### Task goal
Pick up the biography of basketball player Scoonie Penn after its final sentence and carry it further.

James Donell "Scoonie" Penn (born January 9, 1977) is an American professional basketball coach and former player who is an assistant coach for the Memphis Grizzlies of the National Basketball Association (NBA). He was a point guard during his playing career that was spent primarily in Europe. Although Penn was selected in the 2000 NBA Draft by the Atlanta Hawks with the 57th overall pick, he never played a single game in the NBA, joining 7 other players from his draft class that never played in the league.

High school
Penn played high school basketball at Salem High School in Salem, Massachusetts. He led the team to a state championship in 1995.

College career
After high school, Penn played college basketball at Boston College, before transferring to Ohio State University, where he teamed up to form a dominant back court with the future Milwaukee Bucks' shooting guard Michael Redd.

Dataset rows:
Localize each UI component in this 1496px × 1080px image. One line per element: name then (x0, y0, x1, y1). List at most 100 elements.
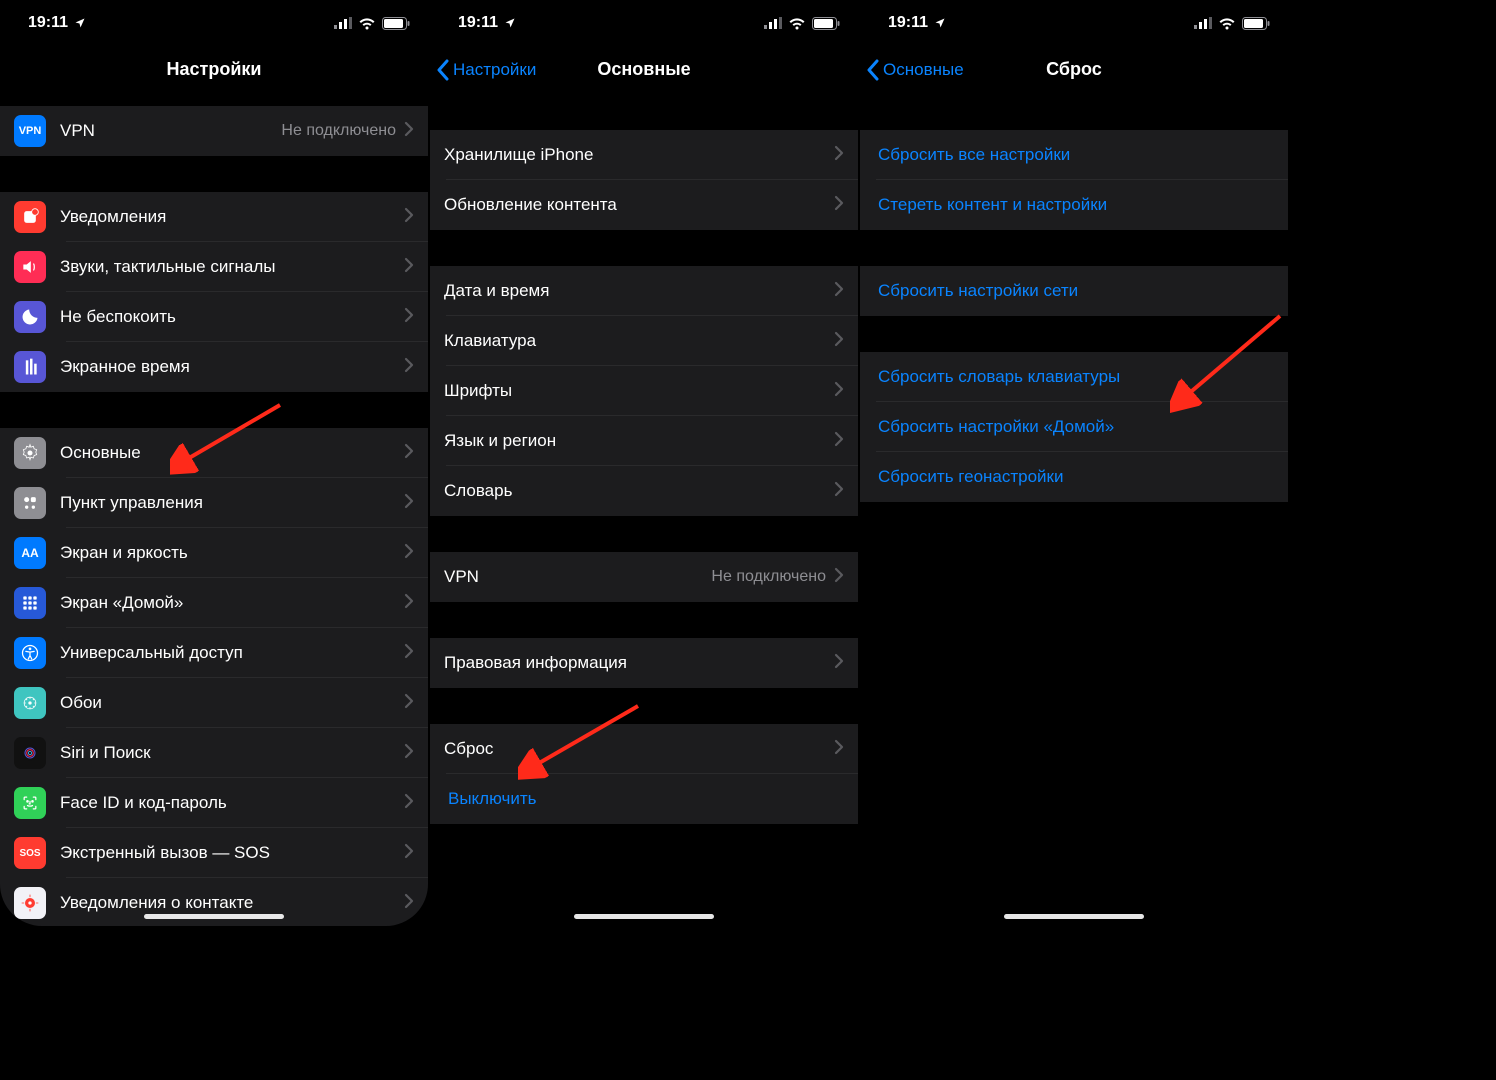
accessibility-icon (14, 637, 46, 669)
settings-list: VPN VPN Не подключено Уведомления Звуки,… (0, 94, 428, 926)
row-notifications[interactable]: Уведомления (0, 192, 428, 242)
chevron-right-icon (404, 121, 414, 142)
row-reset-network[interactable]: Сбросить настройки сети (860, 266, 1288, 316)
row-label: Обновление контента (444, 195, 834, 215)
chevron-right-icon (404, 357, 414, 378)
row-wallpaper[interactable]: Обои (0, 678, 428, 728)
row-label: Хранилище iPhone (444, 145, 834, 165)
row-control[interactable]: Пункт управления (0, 478, 428, 528)
row-vpn[interactable]: VPN VPN Не подключено (0, 106, 428, 156)
row-reset-kbdict[interactable]: Сбросить словарь клавиатуры (860, 352, 1288, 402)
status-time: 19:11 (458, 14, 498, 32)
row-label: Словарь (444, 481, 834, 501)
row-dnd[interactable]: Не беспокоить (0, 292, 428, 342)
chevron-left-icon (866, 59, 879, 81)
row-reset[interactable]: Сброс (430, 724, 858, 774)
row-label: Экранное время (60, 357, 404, 377)
chevron-left-icon (436, 59, 449, 81)
status-bar: 19:11 (430, 0, 858, 46)
nav-bar: Основные Сброс (860, 46, 1288, 94)
row-reset-home[interactable]: Сбросить настройки «Домой» (860, 402, 1288, 452)
row-label: Face ID и код-пароль (60, 793, 404, 813)
wifi-icon (358, 17, 376, 30)
status-bar: 19:11 (860, 0, 1288, 46)
chevron-right-icon (404, 257, 414, 278)
nav-title: Сброс (1046, 59, 1102, 80)
row-siri[interactable]: Siri и Поиск (0, 728, 428, 778)
row-general[interactable]: Основные (0, 428, 428, 478)
siri-icon (14, 737, 46, 769)
chevron-right-icon (404, 843, 414, 864)
row-accessibility[interactable]: Универсальный доступ (0, 628, 428, 678)
row-label: Не беспокоить (60, 307, 404, 327)
row-erase[interactable]: Стереть контент и настройки (860, 180, 1288, 230)
chevron-right-icon (834, 653, 844, 674)
chevron-right-icon (404, 593, 414, 614)
chevron-right-icon (404, 443, 414, 464)
cellular-icon (334, 17, 352, 29)
row-shutdown[interactable]: Выключить (430, 774, 858, 824)
row-label: Siri и Поиск (60, 743, 404, 763)
row-label: Клавиатура (444, 331, 834, 351)
row-label: Экран и яркость (60, 543, 404, 563)
row-label: Звуки, тактильные сигналы (60, 257, 404, 277)
status-time: 19:11 (888, 14, 928, 32)
chevron-right-icon (404, 643, 414, 664)
home-indicator[interactable] (1004, 914, 1144, 919)
chevron-right-icon (404, 793, 414, 814)
exposure-icon (14, 887, 46, 919)
chevron-right-icon (834, 739, 844, 760)
row-language[interactable]: Язык и регион (430, 416, 858, 466)
home-indicator[interactable] (144, 914, 284, 919)
back-label: Настройки (453, 60, 536, 80)
nav-title: Настройки (167, 59, 262, 80)
link-label: Стереть контент и настройки (878, 195, 1107, 215)
row-vpn[interactable]: VPN Не подключено (430, 552, 858, 602)
row-reset-geo[interactable]: Сбросить геонастройки (860, 452, 1288, 502)
control-icon (14, 487, 46, 519)
chevron-right-icon (834, 281, 844, 302)
chevron-right-icon (404, 207, 414, 228)
row-label: Основные (60, 443, 404, 463)
row-fonts[interactable]: Шрифты (430, 366, 858, 416)
chevron-right-icon (834, 145, 844, 166)
home-indicator[interactable] (574, 914, 714, 919)
row-sounds[interactable]: Звуки, тактильные сигналы (0, 242, 428, 292)
battery-icon (382, 17, 410, 30)
row-dictionary[interactable]: Словарь (430, 466, 858, 516)
row-label: Экран «Домой» (60, 593, 404, 613)
row-datetime[interactable]: Дата и время (430, 266, 858, 316)
screentime-icon (14, 351, 46, 383)
row-home[interactable]: Экран «Домой» (0, 578, 428, 628)
row-keyboard[interactable]: Клавиатура (430, 316, 858, 366)
chevron-right-icon (834, 331, 844, 352)
dnd-icon (14, 301, 46, 333)
row-screentime[interactable]: Экранное время (0, 342, 428, 392)
row-reset-all[interactable]: Сбросить все настройки (860, 130, 1288, 180)
chevron-right-icon (834, 567, 844, 588)
row-display[interactable]: AA Экран и яркость (0, 528, 428, 578)
notifications-icon (14, 201, 46, 233)
row-storage[interactable]: Хранилище iPhone (430, 130, 858, 180)
link-label: Сбросить геонастройки (878, 467, 1064, 487)
row-faceid[interactable]: Face ID и код-пароль (0, 778, 428, 828)
row-label: Дата и время (444, 281, 834, 301)
shutdown-link: Выключить (448, 789, 536, 809)
back-button[interactable]: Настройки (436, 46, 536, 93)
chevron-right-icon (834, 431, 844, 452)
link-label: Сбросить словарь клавиатуры (878, 367, 1120, 387)
row-label: VPN (60, 121, 281, 141)
row-bgrefresh[interactable]: Обновление контента (430, 180, 858, 230)
row-label: Шрифты (444, 381, 834, 401)
location-icon (74, 17, 86, 29)
row-label: Правовая информация (444, 653, 834, 673)
row-sos[interactable]: SOS Экстренный вызов — SOS (0, 828, 428, 878)
back-button[interactable]: Основные (866, 46, 964, 93)
general-list: Хранилище iPhone Обновление контента Дат… (430, 94, 858, 824)
status-time: 19:11 (28, 14, 68, 32)
location-icon (504, 17, 516, 29)
chevron-right-icon (404, 543, 414, 564)
row-legal[interactable]: Правовая информация (430, 638, 858, 688)
row-label: Пункт управления (60, 493, 404, 513)
row-label: Экстренный вызов — SOS (60, 843, 404, 863)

### Final result
Professional career 
After college, Penn left the United States to play in Europe. He made his big splash with the Adriatic League club Crvena zvezda (Red Star Belgrade). He had a great 2002–03 season with Crvena zvezda. The fans loved him. He was the leader of the team, and that was the best season in his career.

Penn left Red Star the following season, and played in the 2005–06 season for Cibona Zagreb. In the 2006–07 season, he was a member of the Greek League club Olympiacos. He then moved to the Turkish Super League club Efes Pilsen, for the 2007–08 season, followed by the Ukrainian Super League club Kyiv, in the 2008–09 season.

At the beginning of the 2009–10 season, Penn made the move to the Italian League, to play with Virtus Bologna. On New Years Day, 2010, it was announced by Greek powerhouse Olympiacos, that Penn would return to the club, to replace Von Wafer, who had been released, due to his inability to adapt to the European game. In October 2010, he signed with Prima Veroli, which was playing in the Italian Second Division at the time.

National team career
As a member of Team USA, Penn won a gold medal at the 1999 Palma Summer Universiade.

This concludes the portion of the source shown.